(Records about charts and figures)
** BEGIN **

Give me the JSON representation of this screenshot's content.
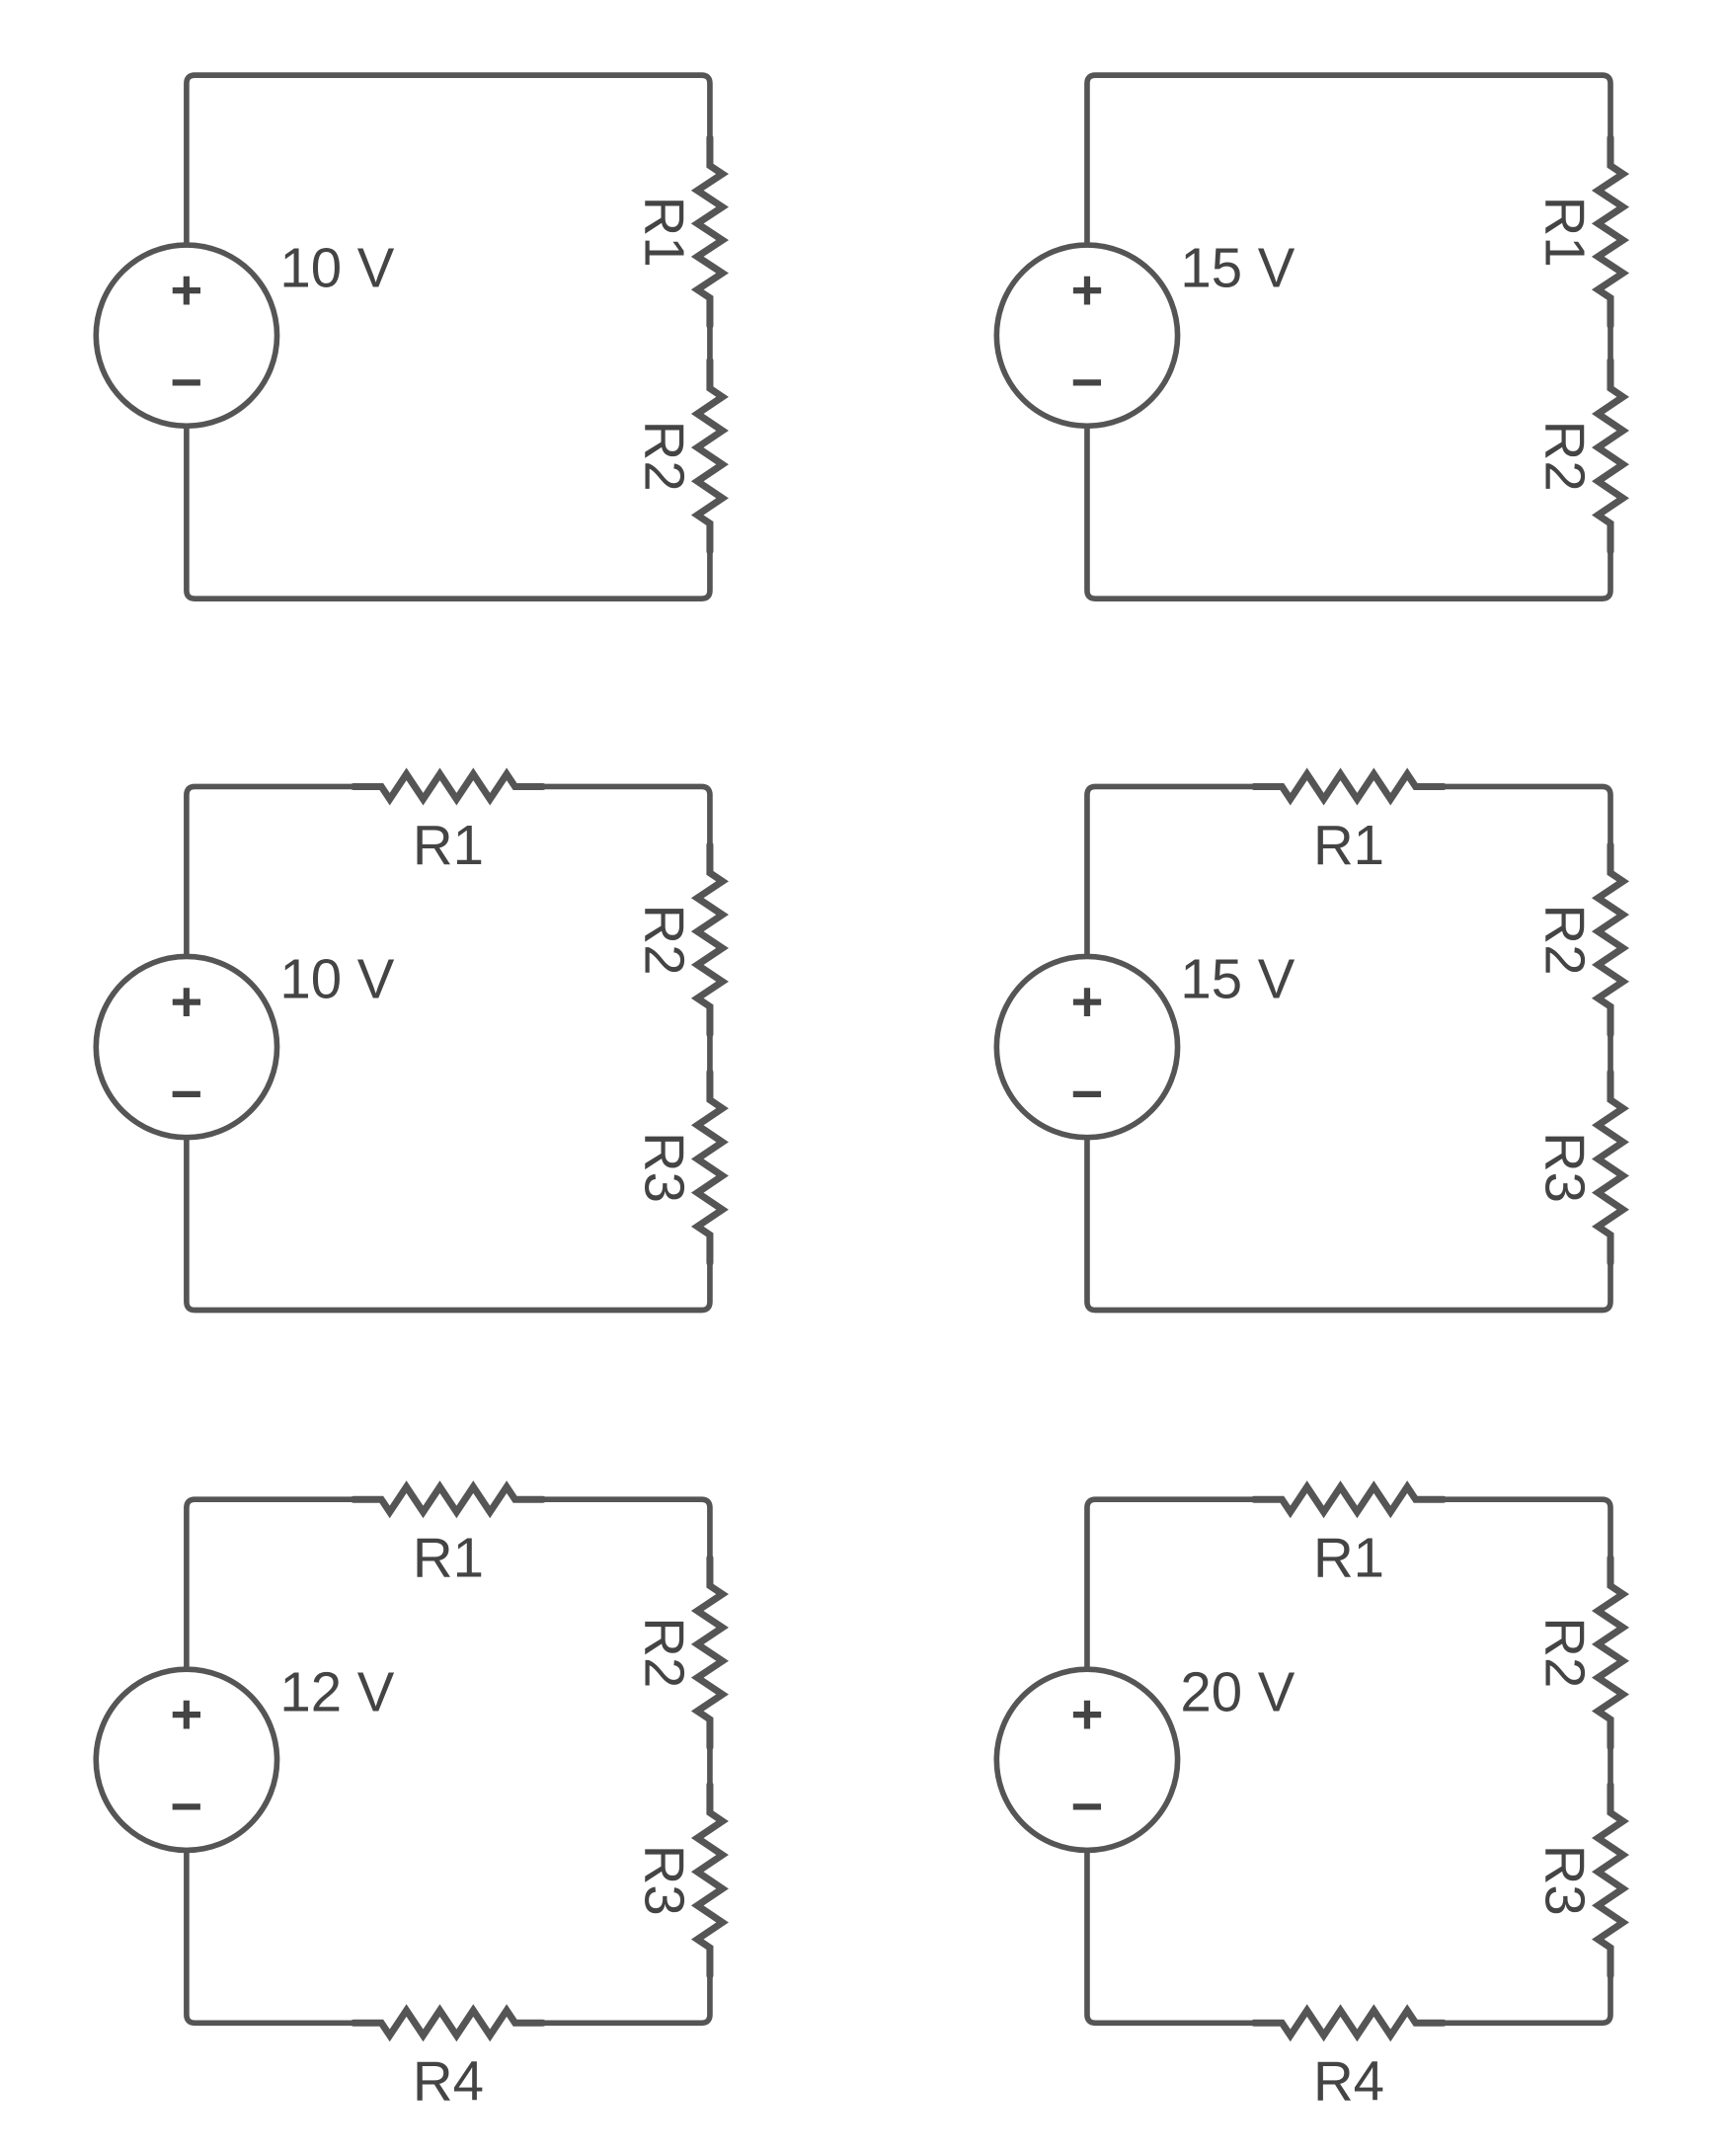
{
  "colors": {
    "stroke": "#555555",
    "text": "#444444",
    "background": "#ffffff"
  },
  "symbols": {
    "plus": "+",
    "minus": "−"
  },
  "circuits": [
    {
      "source": {
        "label": "10 V"
      },
      "resistors": [
        {
          "label": "R1",
          "side": "right"
        },
        {
          "label": "R2",
          "side": "right"
        }
      ]
    },
    {
      "source": {
        "label": "15 V"
      },
      "resistors": [
        {
          "label": "R1",
          "side": "right"
        },
        {
          "label": "R2",
          "side": "right"
        }
      ]
    },
    {
      "source": {
        "label": "10 V"
      },
      "resistors": [
        {
          "label": "R1",
          "side": "top"
        },
        {
          "label": "R2",
          "side": "right"
        },
        {
          "label": "R3",
          "side": "right"
        }
      ]
    },
    {
      "source": {
        "label": "15 V"
      },
      "resistors": [
        {
          "label": "R1",
          "side": "top"
        },
        {
          "label": "R2",
          "side": "right"
        },
        {
          "label": "R3",
          "side": "right"
        }
      ]
    },
    {
      "source": {
        "label": "12 V"
      },
      "resistors": [
        {
          "label": "R1",
          "side": "top"
        },
        {
          "label": "R2",
          "side": "right"
        },
        {
          "label": "R3",
          "side": "right"
        },
        {
          "label": "R4",
          "side": "bottom"
        }
      ]
    },
    {
      "source": {
        "label": "20 V"
      },
      "resistors": [
        {
          "label": "R1",
          "side": "top"
        },
        {
          "label": "R2",
          "side": "right"
        },
        {
          "label": "R3",
          "side": "right"
        },
        {
          "label": "R4",
          "side": "bottom"
        }
      ]
    }
  ]
}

** END **

PROBLEM DETAILS
Each entry above should be reproduced exactly, with the pictures removed.

SOLUTION TO THIS PROBLEM
Give me the JSON representation of this screenshot's content.
{
  "colors": {
    "stroke": "#555555",
    "text": "#444444",
    "background": "#ffffff"
  },
  "symbols": {
    "plus": "+",
    "minus": "−"
  },
  "circuits": [
    {
      "source": {
        "label": "10 V"
      },
      "resistors": [
        {
          "label": "R1",
          "side": "right"
        },
        {
          "label": "R2",
          "side": "right"
        }
      ]
    },
    {
      "source": {
        "label": "15 V"
      },
      "resistors": [
        {
          "label": "R1",
          "side": "right"
        },
        {
          "label": "R2",
          "side": "right"
        }
      ]
    },
    {
      "source": {
        "label": "10 V"
      },
      "resistors": [
        {
          "label": "R1",
          "side": "top"
        },
        {
          "label": "R2",
          "side": "right"
        },
        {
          "label": "R3",
          "side": "right"
        }
      ]
    },
    {
      "source": {
        "label": "15 V"
      },
      "resistors": [
        {
          "label": "R1",
          "side": "top"
        },
        {
          "label": "R2",
          "side": "right"
        },
        {
          "label": "R3",
          "side": "right"
        }
      ]
    },
    {
      "source": {
        "label": "12 V"
      },
      "resistors": [
        {
          "label": "R1",
          "side": "top"
        },
        {
          "label": "R2",
          "side": "right"
        },
        {
          "label": "R3",
          "side": "right"
        },
        {
          "label": "R4",
          "side": "bottom"
        }
      ]
    },
    {
      "source": {
        "label": "20 V"
      },
      "resistors": [
        {
          "label": "R1",
          "side": "top"
        },
        {
          "label": "R2",
          "side": "right"
        },
        {
          "label": "R3",
          "side": "right"
        },
        {
          "label": "R4",
          "side": "bottom"
        }
      ]
    }
  ]
}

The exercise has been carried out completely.